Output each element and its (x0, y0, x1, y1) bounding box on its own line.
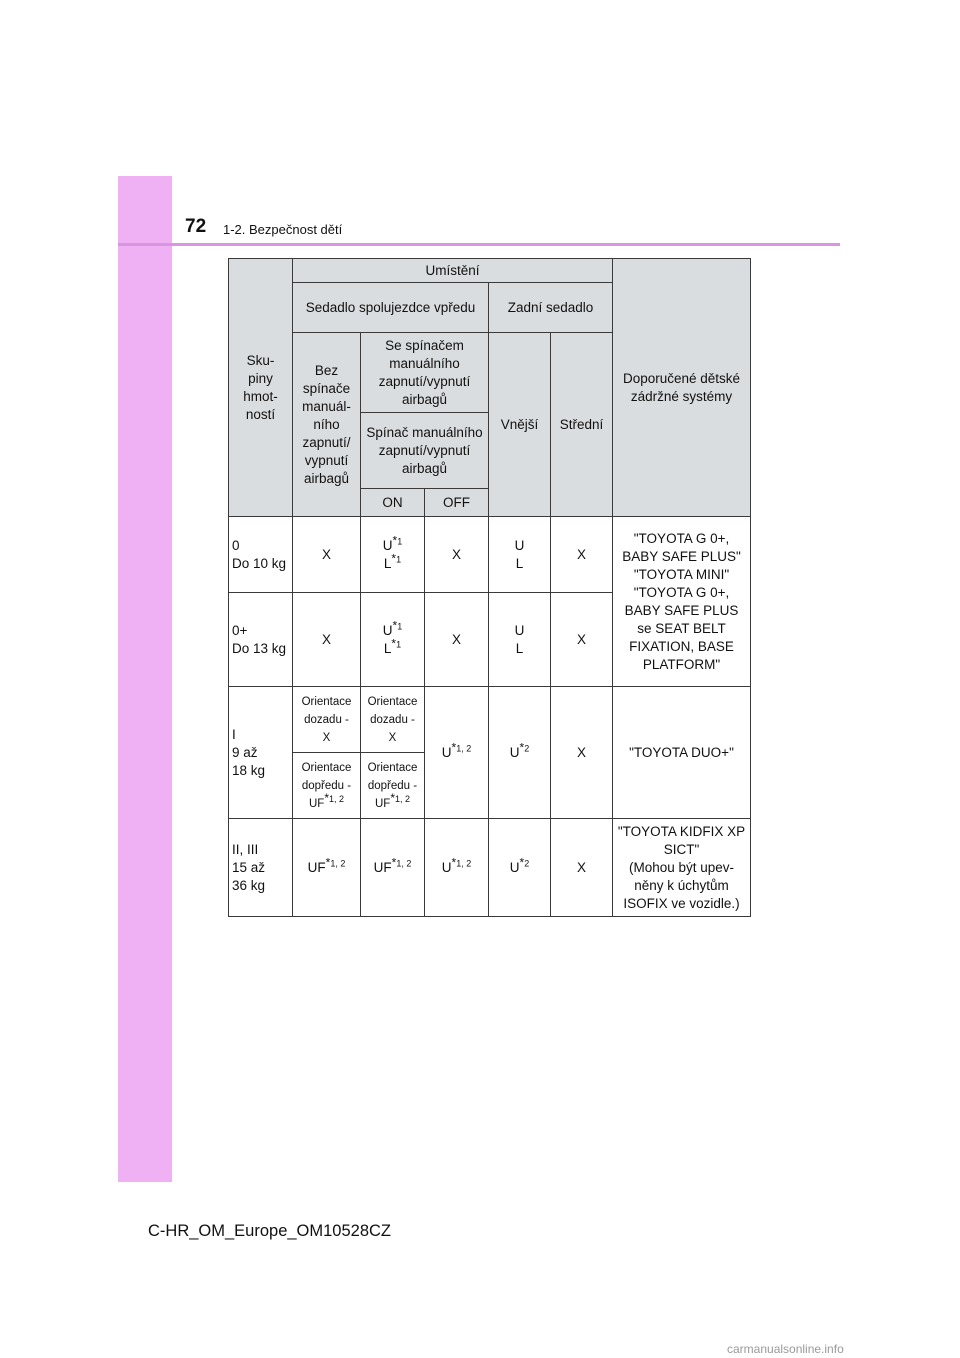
row-0-center: X (551, 517, 613, 593)
watermark: carmanualsonline.info (727, 1342, 844, 1356)
row-3-recommended-systems: "TOYOTA KIDFIX XP SICT" (Mohou být upev- něny k úchytům ISOFIX ve vozidle.) (613, 819, 751, 917)
row-0-1-recommended-systems: "TOYOTA G 0+, BABY SAFE PLUS" "TOYOTA MINI" "TOYOTA G 0+, BABY SAFE PLUS se SEAT BELT FIXATION, BASE PLATFORM" (613, 517, 751, 687)
row-0-outer: U L (489, 517, 551, 593)
row-group-0plus: 0+ Do 13 kg (229, 593, 293, 687)
row-2-switch-on-rear-facing: Orientace dozadu - X (361, 687, 425, 753)
row-3-outer: U*$^2$ (489, 819, 551, 917)
row-2-outer: U*$^2$ (489, 687, 551, 819)
header-outer-seat: Vnější (489, 333, 551, 517)
header-center-seat: Střední (551, 333, 613, 517)
row-2-no-switch-rear-facing: Orientace dozadu - X (293, 687, 361, 753)
row-3-no-switch: UF*$^{1, 2}$ (293, 819, 361, 917)
header-airbag-switch: Spínač manuálního zapnutí/vypnutí airbagů (361, 413, 489, 489)
row-3-center: X (551, 819, 613, 917)
document-id: C-HR_OM_Europe_OM10528CZ (148, 1222, 392, 1240)
side-tab-bar (118, 176, 172, 1182)
row-2-switch-on-forward-facing: Orientace dopředu - UF*$^{1, 2}$ (361, 753, 425, 819)
row-1-switch-on: U*$^1$ L*$^1$ (361, 593, 425, 687)
row-2-switch-off: U*$^{1, 2}$ (425, 687, 489, 819)
header-front-passenger-seat: Sedadlo spolujezdce vpředu (293, 283, 489, 333)
header-placement: Umístění (293, 259, 613, 283)
row-2-no-switch-forward-facing: Orientace dopředu - UF*$^{1, 2}$ (293, 753, 361, 819)
header-switch-on: ON (361, 489, 425, 517)
row-0-switch-on: U*$^1$ L*$^1$ (361, 517, 425, 593)
row-3-switch-off: U*$^{1, 2}$ (425, 819, 489, 917)
header-no-airbag-switch: Bez spínače manuál- ního zapnutí/ vypnutí airbagů (293, 333, 361, 517)
row-1-switch-off: X (425, 593, 489, 687)
header-rear-seat: Zadní sedadlo (489, 283, 613, 333)
row-group-1: I 9 až 18 kg (229, 687, 293, 819)
header-switch-off: OFF (425, 489, 489, 517)
row-0-switch-off: X (425, 517, 489, 593)
row-2-recommended-systems: "TOYOTA DUO+" (613, 687, 751, 819)
row-1-no-switch: X (293, 593, 361, 687)
section-title: 1-2. Bezpečnost dětí (223, 222, 343, 237)
row-group-2-3: II, III 15 až 36 kg (229, 819, 293, 917)
header-rule (118, 243, 840, 246)
row-1-center: X (551, 593, 613, 687)
row-3-switch-on: UF*$^{1, 2}$ (361, 819, 425, 917)
row-1-outer: U L (489, 593, 551, 687)
row-group-0: 0 Do 10 kg (229, 517, 293, 593)
header-recommended-systems: Doporučené dětské zádržné systémy (613, 259, 751, 517)
page-number: 72 (185, 216, 207, 237)
header-weight-group: Sku- piny hmot- ností (229, 259, 293, 517)
header-with-airbag-switch: Se spínačem manuálního zapnutí/vypnutí airbagů (361, 333, 489, 413)
row-0-no-switch: X (293, 517, 361, 593)
child-seat-table (228, 258, 751, 917)
row-2-center: X (551, 687, 613, 819)
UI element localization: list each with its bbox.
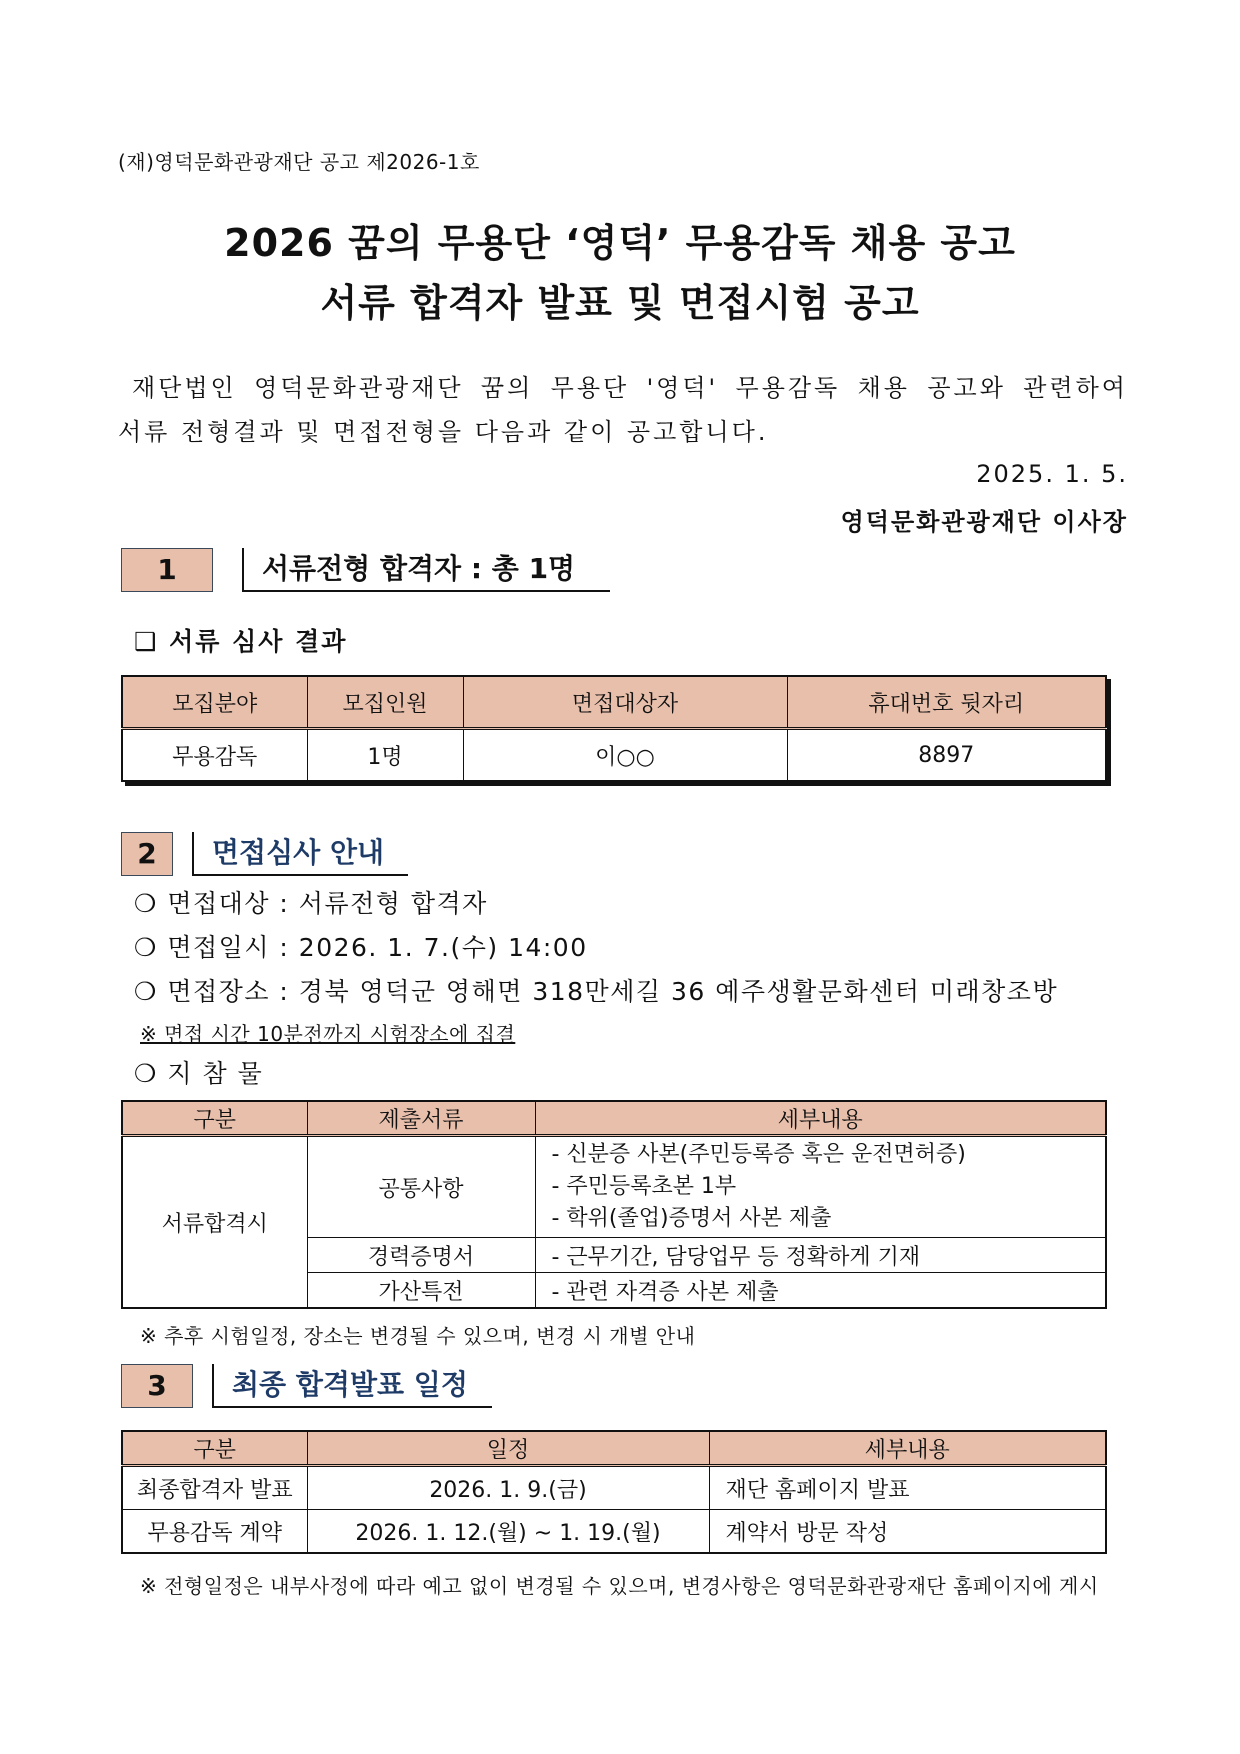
- table-row: [122, 729, 1106, 782]
- page-title-line1: 2026 꿈의 무용단 ‘영덕’ 무용감독 채용 공고: [224, 221, 1016, 265]
- table-row: [122, 1510, 1106, 1554]
- cell-phone-last-digits: 8897: [787, 729, 1106, 782]
- interview-target: [134, 884, 488, 920]
- col-header: 면접대상자: [463, 676, 787, 729]
- col-header: 구분: [122, 1101, 307, 1136]
- cell-doc: 가산특전: [307, 1273, 535, 1309]
- cell-date: 2026. 1. 12.(월) ~ 1. 19.(월): [307, 1510, 709, 1554]
- interview-datetime: [134, 928, 588, 964]
- col-header: 세부내용: [709, 1431, 1106, 1466]
- schedule-change-note: ※ 추후 시험일정, 장소는 변경될 수 있으며, 변경 시 개별 안내: [140, 1324, 696, 1348]
- col-header: 일정: [307, 1431, 709, 1466]
- materials-label: [134, 1054, 263, 1090]
- cell-field: 무용감독: [122, 729, 307, 782]
- cell-category: 서류합격시: [122, 1136, 307, 1309]
- notice-date: 2025. 1. 5.: [976, 460, 1128, 488]
- table-row: [122, 1136, 1106, 1238]
- cell-count: 1명: [307, 729, 463, 782]
- interview-location: [134, 972, 1058, 1008]
- cell-details: - 근무기간, 담당업무 등 정확하게 기재: [535, 1238, 1106, 1273]
- interview-location-text: 면접장소 : 경북 영덕군 영해면 318만세길 36 예주생활문화센터 미래창조방: [167, 977, 1059, 1006]
- cell-stage: 무용감독 계약: [122, 1510, 307, 1554]
- section3-number: 3: [121, 1364, 193, 1408]
- circle-bullet-icon: ❍: [134, 977, 158, 1006]
- intro-line2: 서류 전형결과 및 면접전형을 다음과 같이 공고합니다.: [118, 418, 769, 446]
- table-header-row: [122, 676, 1106, 729]
- section2-number: 2: [121, 832, 173, 876]
- cell-details: [535, 1136, 1106, 1238]
- table-row: [122, 1466, 1106, 1510]
- notice-number: (재)영덕문화관광재단 공고 제2026-1호: [118, 150, 480, 174]
- section1-subheading: [134, 622, 347, 658]
- interview-datetime-text: 면접일시 : 2026. 1. 7.(수) 14:00: [167, 933, 588, 962]
- detail-line: - 신분증 사본(주민등록증 혹은 운전면허증): [551, 1142, 966, 1167]
- cell-doc: 경력증명서: [307, 1238, 535, 1273]
- section1-number: 1: [121, 548, 213, 592]
- detail-line: - 학위(졸업)증명서 사본 제출: [551, 1206, 832, 1231]
- checkbox-square-icon: ❑: [134, 627, 159, 656]
- col-header: 구분: [122, 1431, 307, 1466]
- signer: 영덕문화관광재단 이사장: [840, 508, 1128, 536]
- cell-details: 계약서 방문 작성: [709, 1510, 1106, 1554]
- subheading-text: 서류 심사 결과: [169, 627, 348, 656]
- table-header-row: [122, 1431, 1106, 1466]
- detail-line: - 주민등록초본 1부: [551, 1174, 737, 1199]
- section2-heading: 면접심사 안내: [192, 832, 408, 876]
- col-header: 휴대번호 뒷자리: [787, 676, 1106, 729]
- document-screening-table: [121, 675, 1107, 782]
- interview-target-text: 면접대상 : 서류전형 합격자: [167, 889, 488, 918]
- col-header: 모집분야: [122, 676, 307, 729]
- cell-candidate: 이○○: [463, 729, 787, 782]
- col-header: 세부내용: [535, 1101, 1106, 1136]
- page-title-line2: 서류 합격자 발표 및 면접시험 공고: [320, 281, 920, 325]
- final-note: ※ 전형일정은 내부사정에 따라 예고 없이 변경될 수 있으며, 변경사항은 영덕문화관광재단 홈페이지에 게시: [140, 1574, 1099, 1598]
- cell-details: 재단 홈페이지 발표: [709, 1466, 1106, 1510]
- materials-table: [121, 1100, 1107, 1309]
- cell-stage: 최종합격자 발표: [122, 1466, 307, 1510]
- col-header: 제출서류: [307, 1101, 535, 1136]
- cell-date: 2026. 1. 9.(금): [307, 1466, 709, 1510]
- cell-details: - 관련 자격증 사본 제출: [535, 1273, 1106, 1309]
- materials-label-text: 지 참 물: [167, 1059, 264, 1088]
- circle-bullet-icon: ❍: [134, 889, 158, 918]
- table-header-row: [122, 1101, 1106, 1136]
- arrival-note: ※ 면접 시간 10분전까지 시험장소에 집결: [140, 1022, 516, 1046]
- col-header: 모집인원: [307, 676, 463, 729]
- section1-heading: 서류전형 합격자 : 총 1명: [242, 548, 610, 592]
- section3-heading: 최종 합격발표 일정: [212, 1364, 492, 1408]
- circle-bullet-icon: ❍: [134, 1059, 158, 1088]
- final-schedule-table: [121, 1430, 1107, 1554]
- circle-bullet-icon: ❍: [134, 933, 158, 962]
- intro-line1: 재단법인 영덕문화관광재단 꿈의 무용단 '영덕' 무용감독 채용 공고와 관련하여: [132, 374, 1128, 402]
- cell-doc: 공통사항: [307, 1136, 535, 1238]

## Task objective
Please put everything in the listing from the line that contains "- table-row: [122, 729, 1106, 782]" down to the line that contains "- col-header: 일정: [307, 1431, 709, 1466]" into a Markdown table with the columns Row and Listing line. Number each row and leave out any blank lines.

## Written response
| Row | Listing line |
|---|---|
| 1 | - table-row: [122, 729, 1106, 782] |
| 2 | - page-title-line1: 2026 꿈의 무용단 ‘영덕’ 무용감독 채용 공고: [224, 221, 1016, 265] |
| 3 | - table-row: [122, 1510, 1106, 1554] |
| 4 | - cell-phone-last-digits: 8897: [787, 729, 1106, 782] |
| 5 | - interview-target: [134, 884, 488, 920] |
| 6 | - col-header: 면접대상자: [463, 676, 787, 729] |
| 7 | - col-header: 구분: [122, 1101, 307, 1136] |
| 8 | - cell-doc: 가산특전: [307, 1273, 535, 1309] |
| 9 | - cell-date: 2026. 1. 12.(월) ~ 1. 19.(월): [307, 1510, 709, 1554] |
| 10 | - interview-datetime: [134, 928, 588, 964] |
| 11 | - col-header: 세부내용: [709, 1431, 1106, 1466] |
| 12 | - schedule-change-note: ※ 추후 시험일정, 장소는 변경될 수 있으며, 변경 시 개별 안내: [140, 1324, 696, 1348] |
| 13 | - col-header: 일정: [307, 1431, 709, 1466] |